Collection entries
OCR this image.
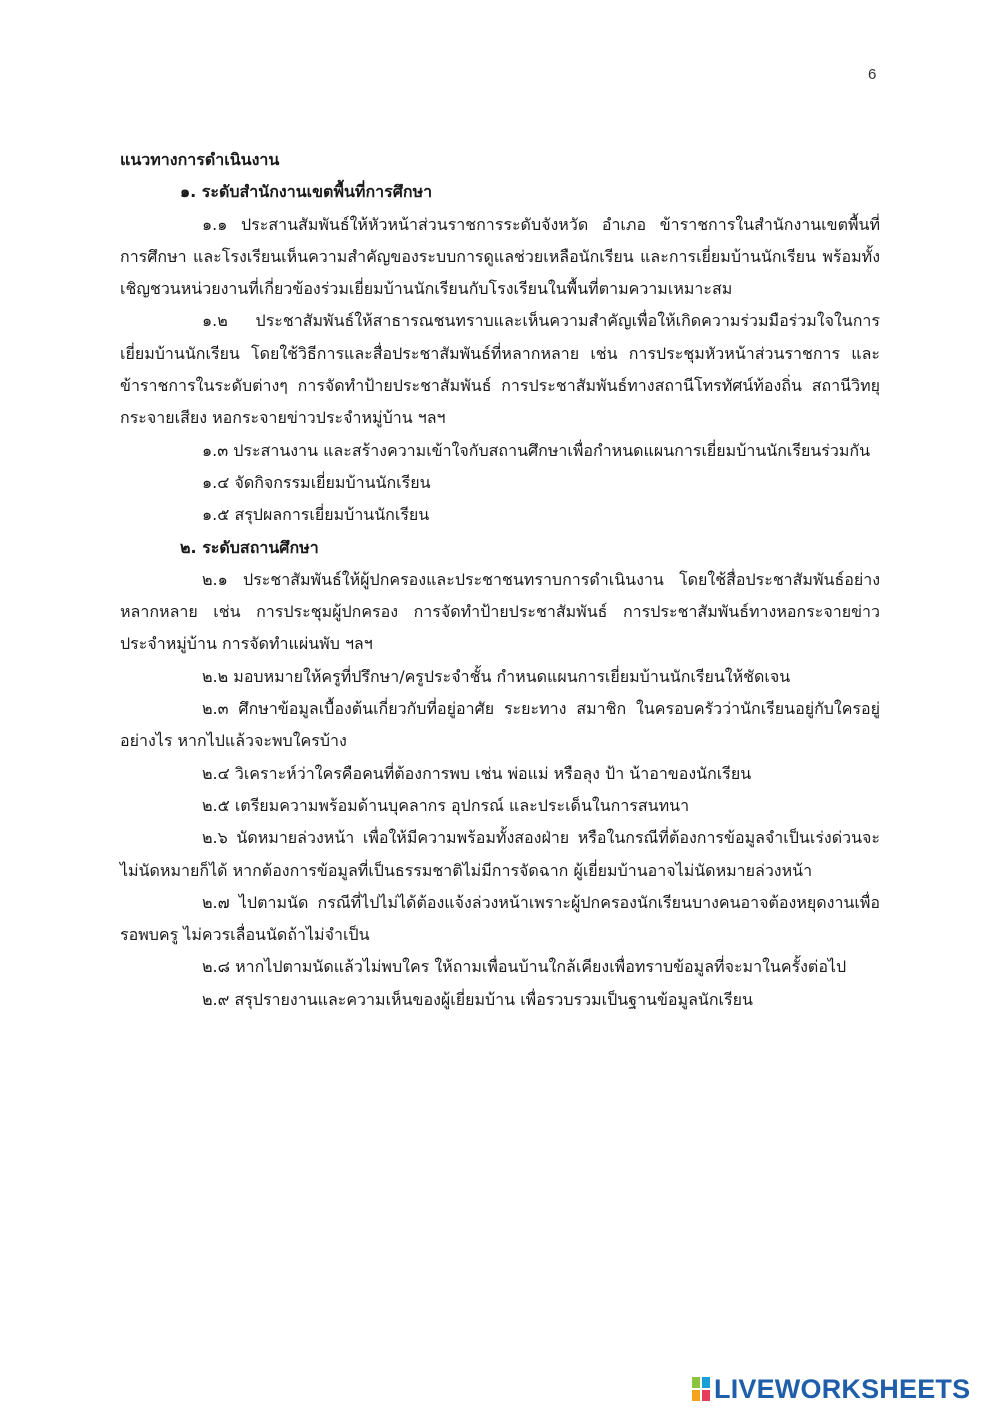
6
แนวทางการดำเนินงาน
๑. ระดับสำนักงานเขตพื้นที่การศึกษา
๑.๑ ประสานสัมพันธ์ให้หัวหน้าส่วนราชการระดับจังหวัด อำเภอ ข้าราชการในสำนักงานเขตพื้นที่การศึกษา และโรงเรียนเห็นความสำคัญของระบบการดูแลช่วยเหลือนักเรียน และการเยี่ยมบ้านนักเรียน พร้อมทั้งเชิญชวนหน่วยงานที่เกี่ยวข้องร่วมเยี่ยมบ้านนักเรียนกับโรงเรียนในพื้นที่ตามความเหมาะสม
๑.๒ ประชาสัมพันธ์ให้สาธารณชนทราบและเห็นความสำคัญเพื่อให้เกิดความร่วมมือร่วมใจในการเยี่ยมบ้านนักเรียน โดยใช้วิธีการและสื่อประชาสัมพันธ์ที่หลากหลาย เช่น การประชุมหัวหน้าส่วนราชการ และข้าราชการในระดับต่างๆ การจัดทำป้ายประชาสัมพันธ์ การประชาสัมพันธ์ทางสถานีโทรทัศน์ท้องถิ่น สถานีวิทยุกระจายเสียง หอกระจายข่าวประจำหมู่บ้าน ฯลฯ
๑.๓ ประสานงาน และสร้างความเข้าใจกับสถานศึกษาเพื่อกำหนดแผนการเยี่ยมบ้านนักเรียนร่วมกัน
๑.๔ จัดกิจกรรมเยี่ยมบ้านนักเรียน
๑.๕ สรุปผลการเยี่ยมบ้านนักเรียน
๒. ระดับสถานศึกษา
๒.๑ ประชาสัมพันธ์ให้ผู้ปกครองและประชาชนทราบการดำเนินงาน โดยใช้สื่อประชาสัมพันธ์อย่างหลากหลาย เช่น การประชุมผู้ปกครอง การจัดทำป้ายประชาสัมพันธ์ การประชาสัมพันธ์ทางหอกระจายข่าวประจำหมู่บ้าน การจัดทำแผ่นพับ ฯลฯ
๒.๒ มอบหมายให้ครูที่ปรึกษา/ครูประจำชั้น กำหนดแผนการเยี่ยมบ้านนักเรียนให้ชัดเจน
๒.๓ ศึกษาข้อมูลเบื้องต้นเกี่ยวกับที่อยู่อาศัย ระยะทาง สมาชิก ในครอบครัวว่านักเรียนอยู่กับใครอยู่อย่างไร หากไปแล้วจะพบใครบ้าง
๒.๔ วิเคราะห์ว่าใครคือคนที่ต้องการพบ เช่น พ่อแม่ หรือลุง ป้า น้าอาของนักเรียน
๒.๕ เตรียมความพร้อมด้านบุคลากร อุปกรณ์ และประเด็นในการสนทนา
๒.๖ นัดหมายล่วงหน้า เพื่อให้มีความพร้อมทั้งสองฝ่าย หรือในกรณีที่ต้องการข้อมูลจำเป็นเร่งด่วนจะไม่นัดหมายก็ได้ หากต้องการข้อมูลที่เป็นธรรมชาติไม่มีการจัดฉาก ผู้เยี่ยมบ้านอาจไม่นัดหมายล่วงหน้า
๒.๗ ไปตามนัด กรณีที่ไปไม่ได้ต้องแจ้งล่วงหน้าเพราะผู้ปกครองนักเรียนบางคนอาจต้องหยุดงานเพื่อรอพบครู ไม่ควรเลื่อนนัดถ้าไม่จำเป็น
๒.๘ หากไปตามนัดแล้วไม่พบใคร ให้ถามเพื่อนบ้านใกล้เคียงเพื่อทราบข้อมูลที่จะมาในครั้งต่อไป
๒.๙ สรุปรายงานและความเห็นของผู้เยี่ยมบ้าน เพื่อรวบรวมเป็นฐานข้อมูลนักเรียน
LIVEWORKSHEETS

#### [Exercise prompt]
Make an exact copy of the records above, with the pictures left out.

#### [Task result]
OCR this image.
6
แนวทางการดำเนินงาน
๑. ระดับสำนักงานเขตพื้นที่การศึกษา
๑.๑ ประสานสัมพันธ์ให้หัวหน้าส่วนราชการระดับจังหวัด อำเภอ ข้าราชการในสำนักงานเขตพื้นที่การศึกษา และโรงเรียนเห็นความสำคัญของระบบการดูแลช่วยเหลือนักเรียน และการเยี่ยมบ้านนักเรียน พร้อมทั้งเชิญชวนหน่วยงานที่เกี่ยวข้องร่วมเยี่ยมบ้านนักเรียนกับโรงเรียนในพื้นที่ตามความเหมาะสม
๑.๒ ประชาสัมพันธ์ให้สาธารณชนทราบและเห็นความสำคัญเพื่อให้เกิดความร่วมมือร่วมใจในการเยี่ยมบ้านนักเรียน โดยใช้วิธีการและสื่อประชาสัมพันธ์ที่หลากหลาย เช่น การประชุมหัวหน้าส่วนราชการ และข้าราชการในระดับต่างๆ การจัดทำป้ายประชาสัมพันธ์ การประชาสัมพันธ์ทางสถานีโทรทัศน์ท้องถิ่น สถานีวิทยุกระจายเสียง หอกระจายข่าวประจำหมู่บ้าน ฯลฯ
๑.๓ ประสานงาน และสร้างความเข้าใจกับสถานศึกษาเพื่อกำหนดแผนการเยี่ยมบ้านนักเรียนร่วมกัน
๑.๔ จัดกิจกรรมเยี่ยมบ้านนักเรียน
๑.๕ สรุปผลการเยี่ยมบ้านนักเรียน
๒. ระดับสถานศึกษา
๒.๑ ประชาสัมพันธ์ให้ผู้ปกครองและประชาชนทราบการดำเนินงาน โดยใช้สื่อประชาสัมพันธ์อย่างหลากหลาย เช่น การประชุมผู้ปกครอง การจัดทำป้ายประชาสัมพันธ์ การประชาสัมพันธ์ทางหอกระจายข่าวประจำหมู่บ้าน การจัดทำแผ่นพับ ฯลฯ
๒.๒ มอบหมายให้ครูที่ปรึกษา/ครูประจำชั้น กำหนดแผนการเยี่ยมบ้านนักเรียนให้ชัดเจน
๒.๓ ศึกษาข้อมูลเบื้องต้นเกี่ยวกับที่อยู่อาศัย ระยะทาง สมาชิก ในครอบครัวว่านักเรียนอยู่กับใครอยู่อย่างไร หากไปแล้วจะพบใครบ้าง
๒.๔ วิเคราะห์ว่าใครคือคนที่ต้องการพบ เช่น พ่อแม่ หรือลุง ป้า น้าอาของนักเรียน
๒.๕ เตรียมความพร้อมด้านบุคลากร อุปกรณ์ และประเด็นในการสนทนา
๒.๖ นัดหมายล่วงหน้า เพื่อให้มีความพร้อมทั้งสองฝ่าย หรือในกรณีที่ต้องการข้อมูลจำเป็นเร่งด่วนจะไม่นัดหมายก็ได้ หากต้องการข้อมูลที่เป็นธรรมชาติไม่มีการจัดฉาก ผู้เยี่ยมบ้านอาจไม่นัดหมายล่วงหน้า
๒.๗ ไปตามนัด กรณีที่ไปไม่ได้ต้องแจ้งล่วงหน้าเพราะผู้ปกครองนักเรียนบางคนอาจต้องหยุดงานเพื่อรอพบครู ไม่ควรเลื่อนนัดถ้าไม่จำเป็น
๒.๘ หากไปตามนัดแล้วไม่พบใคร ให้ถามเพื่อนบ้านใกล้เคียงเพื่อทราบข้อมูลที่จะมาในครั้งต่อไป
๒.๙ สรุปรายงานและความเห็นของผู้เยี่ยมบ้าน เพื่อรวบรวมเป็นฐานข้อมูลนักเรียน
LIVEWORKSHEETS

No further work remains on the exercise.